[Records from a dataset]
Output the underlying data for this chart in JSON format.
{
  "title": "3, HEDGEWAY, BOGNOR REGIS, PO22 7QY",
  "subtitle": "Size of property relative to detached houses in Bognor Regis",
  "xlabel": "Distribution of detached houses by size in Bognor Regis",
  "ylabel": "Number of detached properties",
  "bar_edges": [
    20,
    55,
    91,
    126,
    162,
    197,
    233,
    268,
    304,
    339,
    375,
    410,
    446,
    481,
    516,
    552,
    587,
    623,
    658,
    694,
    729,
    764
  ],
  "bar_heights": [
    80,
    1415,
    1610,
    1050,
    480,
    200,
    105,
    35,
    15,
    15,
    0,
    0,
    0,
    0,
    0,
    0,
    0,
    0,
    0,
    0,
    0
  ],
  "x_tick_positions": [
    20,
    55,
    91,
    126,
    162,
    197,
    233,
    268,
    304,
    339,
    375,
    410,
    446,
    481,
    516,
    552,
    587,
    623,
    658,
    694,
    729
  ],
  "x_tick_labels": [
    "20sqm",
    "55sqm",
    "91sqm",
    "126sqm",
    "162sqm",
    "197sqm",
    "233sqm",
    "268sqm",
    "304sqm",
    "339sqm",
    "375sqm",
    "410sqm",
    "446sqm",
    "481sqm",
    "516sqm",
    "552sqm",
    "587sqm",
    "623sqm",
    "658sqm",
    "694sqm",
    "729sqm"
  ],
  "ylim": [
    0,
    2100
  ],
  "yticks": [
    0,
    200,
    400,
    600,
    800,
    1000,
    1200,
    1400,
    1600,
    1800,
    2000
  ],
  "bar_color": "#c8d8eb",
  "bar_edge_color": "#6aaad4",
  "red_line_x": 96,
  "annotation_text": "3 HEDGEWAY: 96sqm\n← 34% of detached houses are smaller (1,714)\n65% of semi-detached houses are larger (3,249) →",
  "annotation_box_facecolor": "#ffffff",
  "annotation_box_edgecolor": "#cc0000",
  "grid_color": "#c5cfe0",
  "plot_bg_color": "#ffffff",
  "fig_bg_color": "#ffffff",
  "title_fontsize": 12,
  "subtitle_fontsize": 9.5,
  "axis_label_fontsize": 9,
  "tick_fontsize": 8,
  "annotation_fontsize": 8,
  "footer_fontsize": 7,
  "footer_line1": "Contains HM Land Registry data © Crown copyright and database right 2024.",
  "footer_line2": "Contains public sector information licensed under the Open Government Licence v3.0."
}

Short exercise:
Write out every line exactly as it stands.

Problem solution:
Output the underlying data for this chart in JSON format.
{
  "title": "3, HEDGEWAY, BOGNOR REGIS, PO22 7QY",
  "subtitle": "Size of property relative to detached houses in Bognor Regis",
  "xlabel": "Distribution of detached houses by size in Bognor Regis",
  "ylabel": "Number of detached properties",
  "bar_edges": [
    20,
    55,
    91,
    126,
    162,
    197,
    233,
    268,
    304,
    339,
    375,
    410,
    446,
    481,
    516,
    552,
    587,
    623,
    658,
    694,
    729,
    764
  ],
  "bar_heights": [
    80,
    1415,
    1610,
    1050,
    480,
    200,
    105,
    35,
    15,
    15,
    0,
    0,
    0,
    0,
    0,
    0,
    0,
    0,
    0,
    0,
    0
  ],
  "x_tick_positions": [
    20,
    55,
    91,
    126,
    162,
    197,
    233,
    268,
    304,
    339,
    375,
    410,
    446,
    481,
    516,
    552,
    587,
    623,
    658,
    694,
    729
  ],
  "x_tick_labels": [
    "20sqm",
    "55sqm",
    "91sqm",
    "126sqm",
    "162sqm",
    "197sqm",
    "233sqm",
    "268sqm",
    "304sqm",
    "339sqm",
    "375sqm",
    "410sqm",
    "446sqm",
    "481sqm",
    "516sqm",
    "552sqm",
    "587sqm",
    "623sqm",
    "658sqm",
    "694sqm",
    "729sqm"
  ],
  "ylim": [
    0,
    2100
  ],
  "yticks": [
    0,
    200,
    400,
    600,
    800,
    1000,
    1200,
    1400,
    1600,
    1800,
    2000
  ],
  "bar_color": "#c8d8eb",
  "bar_edge_color": "#6aaad4",
  "red_line_x": 96,
  "annotation_text": "3 HEDGEWAY: 96sqm\n← 34% of detached houses are smaller (1,714)\n65% of semi-detached houses are larger (3,249) →",
  "annotation_box_facecolor": "#ffffff",
  "annotation_box_edgecolor": "#cc0000",
  "grid_color": "#c5cfe0",
  "plot_bg_color": "#ffffff",
  "fig_bg_color": "#ffffff",
  "title_fontsize": 12,
  "subtitle_fontsize": 9.5,
  "axis_label_fontsize": 9,
  "tick_fontsize": 8,
  "annotation_fontsize": 8,
  "footer_fontsize": 7,
  "footer_line1": "Contains HM Land Registry data © Crown copyright and database right 2024.",
  "footer_line2": "Contains public sector information licensed under the Open Government Licence v3.0."
}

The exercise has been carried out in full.